* What is expected *
Copy every line with the string "клетки" in it.

··· Data shown

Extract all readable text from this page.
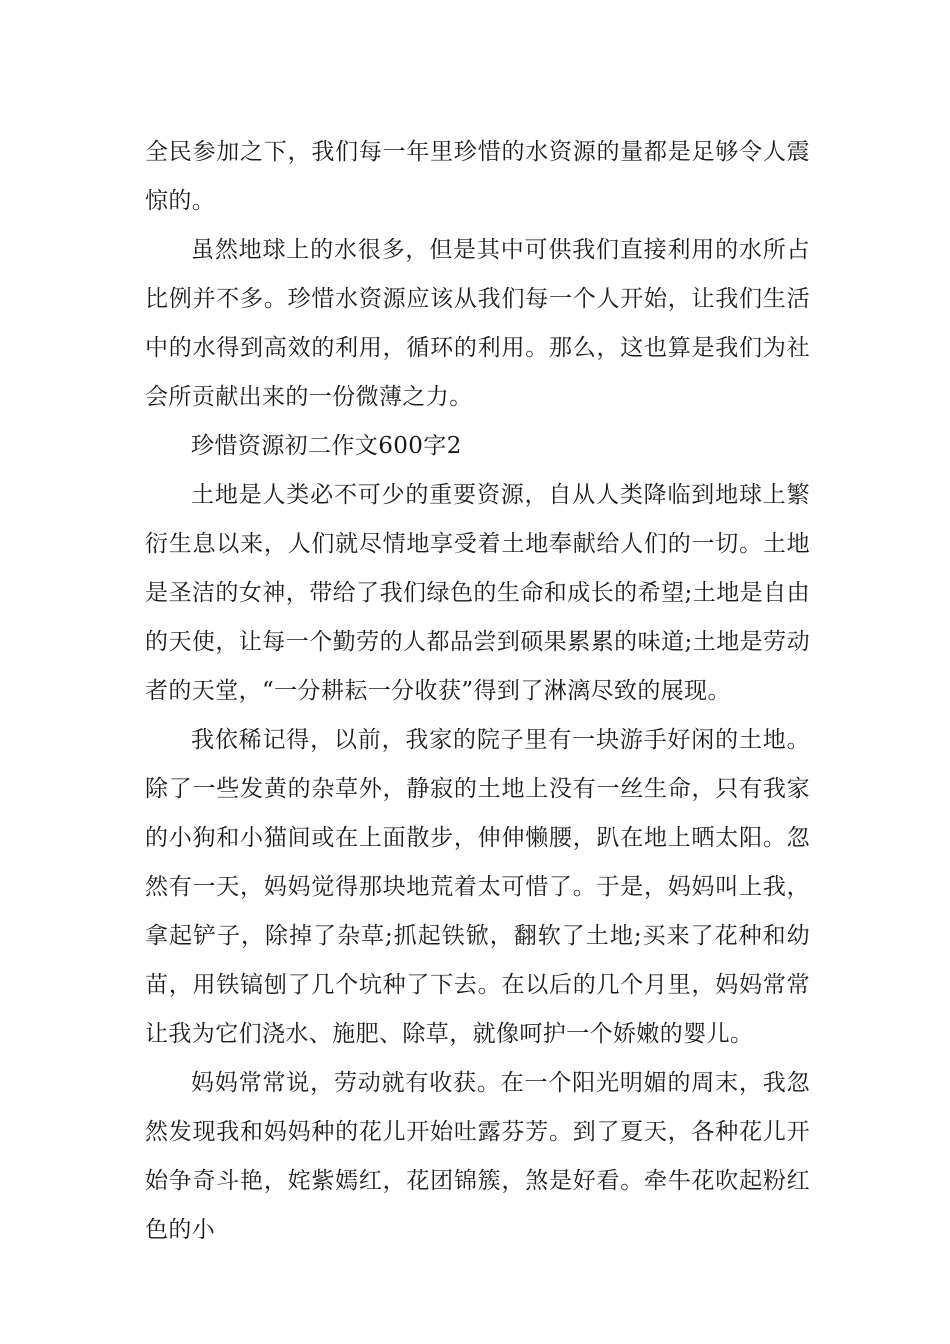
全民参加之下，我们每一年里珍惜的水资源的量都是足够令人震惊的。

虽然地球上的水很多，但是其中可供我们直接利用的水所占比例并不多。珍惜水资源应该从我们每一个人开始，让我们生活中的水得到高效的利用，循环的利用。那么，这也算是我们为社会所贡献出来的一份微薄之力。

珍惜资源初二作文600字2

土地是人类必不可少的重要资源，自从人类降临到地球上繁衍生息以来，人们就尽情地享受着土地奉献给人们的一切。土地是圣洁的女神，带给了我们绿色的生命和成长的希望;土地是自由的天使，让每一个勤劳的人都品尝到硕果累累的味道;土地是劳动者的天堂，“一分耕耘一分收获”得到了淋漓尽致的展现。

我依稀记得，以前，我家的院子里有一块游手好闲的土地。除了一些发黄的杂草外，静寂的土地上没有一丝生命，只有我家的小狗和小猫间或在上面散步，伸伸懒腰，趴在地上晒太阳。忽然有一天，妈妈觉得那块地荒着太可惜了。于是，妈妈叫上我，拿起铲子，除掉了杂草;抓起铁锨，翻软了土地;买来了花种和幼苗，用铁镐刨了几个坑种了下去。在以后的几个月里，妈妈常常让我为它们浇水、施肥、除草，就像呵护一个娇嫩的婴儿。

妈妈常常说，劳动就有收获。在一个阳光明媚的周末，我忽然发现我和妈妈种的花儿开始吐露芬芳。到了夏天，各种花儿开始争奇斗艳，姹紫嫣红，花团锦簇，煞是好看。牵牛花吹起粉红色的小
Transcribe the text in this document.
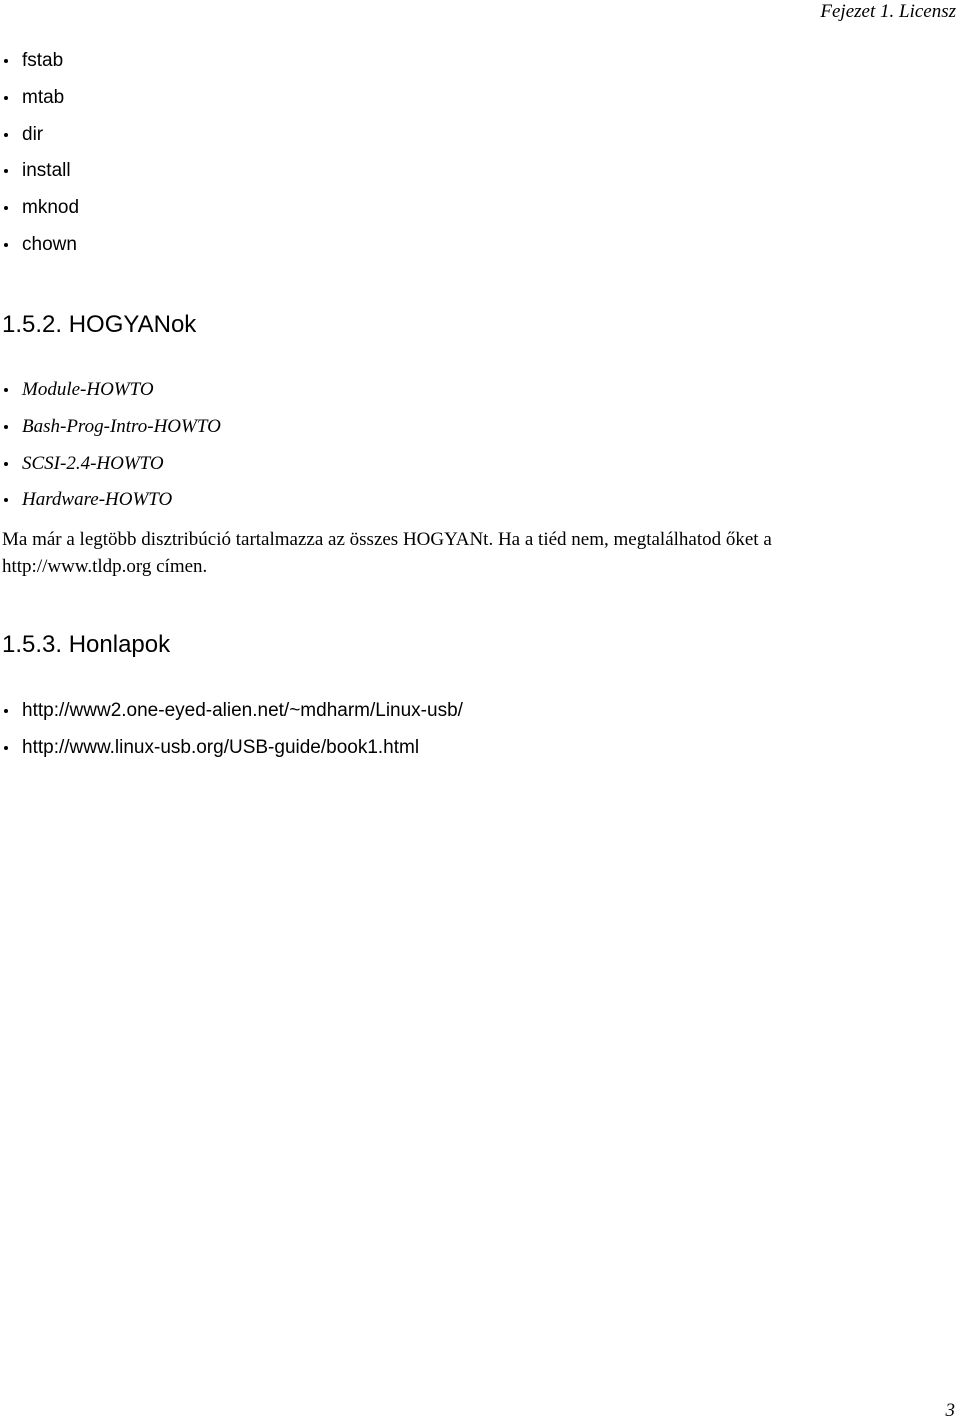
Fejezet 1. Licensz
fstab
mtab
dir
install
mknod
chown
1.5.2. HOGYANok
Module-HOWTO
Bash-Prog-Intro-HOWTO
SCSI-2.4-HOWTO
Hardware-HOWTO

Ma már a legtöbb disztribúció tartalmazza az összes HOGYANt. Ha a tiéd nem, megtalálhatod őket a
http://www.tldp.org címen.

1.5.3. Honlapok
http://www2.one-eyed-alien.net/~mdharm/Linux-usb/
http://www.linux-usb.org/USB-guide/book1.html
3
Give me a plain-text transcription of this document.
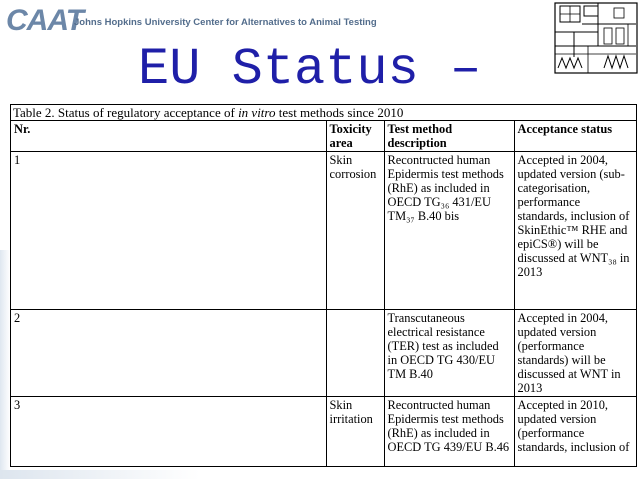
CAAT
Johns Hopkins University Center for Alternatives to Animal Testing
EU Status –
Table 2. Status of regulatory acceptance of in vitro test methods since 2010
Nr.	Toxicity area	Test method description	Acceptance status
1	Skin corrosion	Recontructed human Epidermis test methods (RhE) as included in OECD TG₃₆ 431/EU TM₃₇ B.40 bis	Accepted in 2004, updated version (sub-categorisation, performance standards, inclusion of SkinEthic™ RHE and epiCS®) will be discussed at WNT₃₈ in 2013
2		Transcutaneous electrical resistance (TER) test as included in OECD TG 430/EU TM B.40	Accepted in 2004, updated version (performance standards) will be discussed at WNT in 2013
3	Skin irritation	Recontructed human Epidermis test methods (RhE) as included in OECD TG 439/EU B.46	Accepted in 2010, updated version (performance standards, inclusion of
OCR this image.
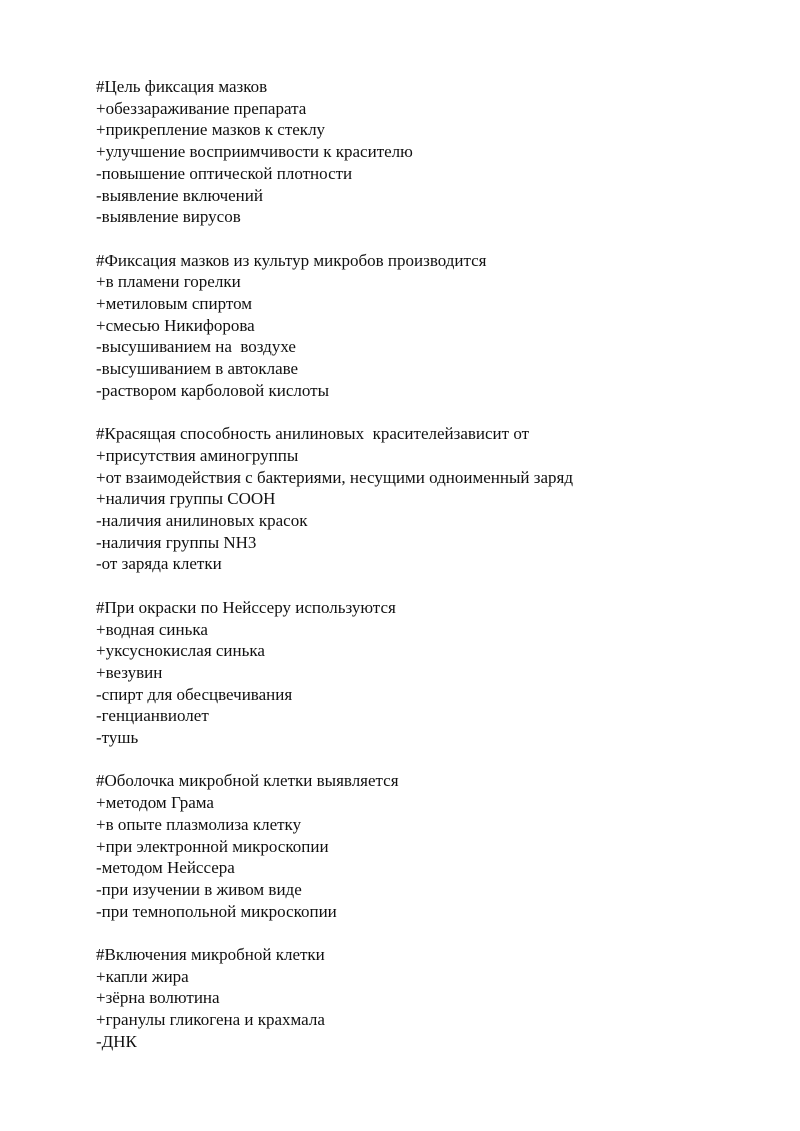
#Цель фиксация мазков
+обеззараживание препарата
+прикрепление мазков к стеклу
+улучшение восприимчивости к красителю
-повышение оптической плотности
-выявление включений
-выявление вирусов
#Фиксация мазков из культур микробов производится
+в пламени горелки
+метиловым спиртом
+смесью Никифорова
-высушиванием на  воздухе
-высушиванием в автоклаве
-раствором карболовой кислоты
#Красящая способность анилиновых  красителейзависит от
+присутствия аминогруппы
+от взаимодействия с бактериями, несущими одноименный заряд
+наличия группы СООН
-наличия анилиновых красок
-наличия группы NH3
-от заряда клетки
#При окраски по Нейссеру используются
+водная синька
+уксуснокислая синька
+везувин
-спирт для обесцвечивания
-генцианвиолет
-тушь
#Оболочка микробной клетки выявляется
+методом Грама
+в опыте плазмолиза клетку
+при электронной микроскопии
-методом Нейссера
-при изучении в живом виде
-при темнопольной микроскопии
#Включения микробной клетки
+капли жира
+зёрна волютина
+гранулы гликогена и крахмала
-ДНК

······

* Complete response *
-от заряда клетки
#Оболочка микробной клетки выявляется
#Включения микробной клетки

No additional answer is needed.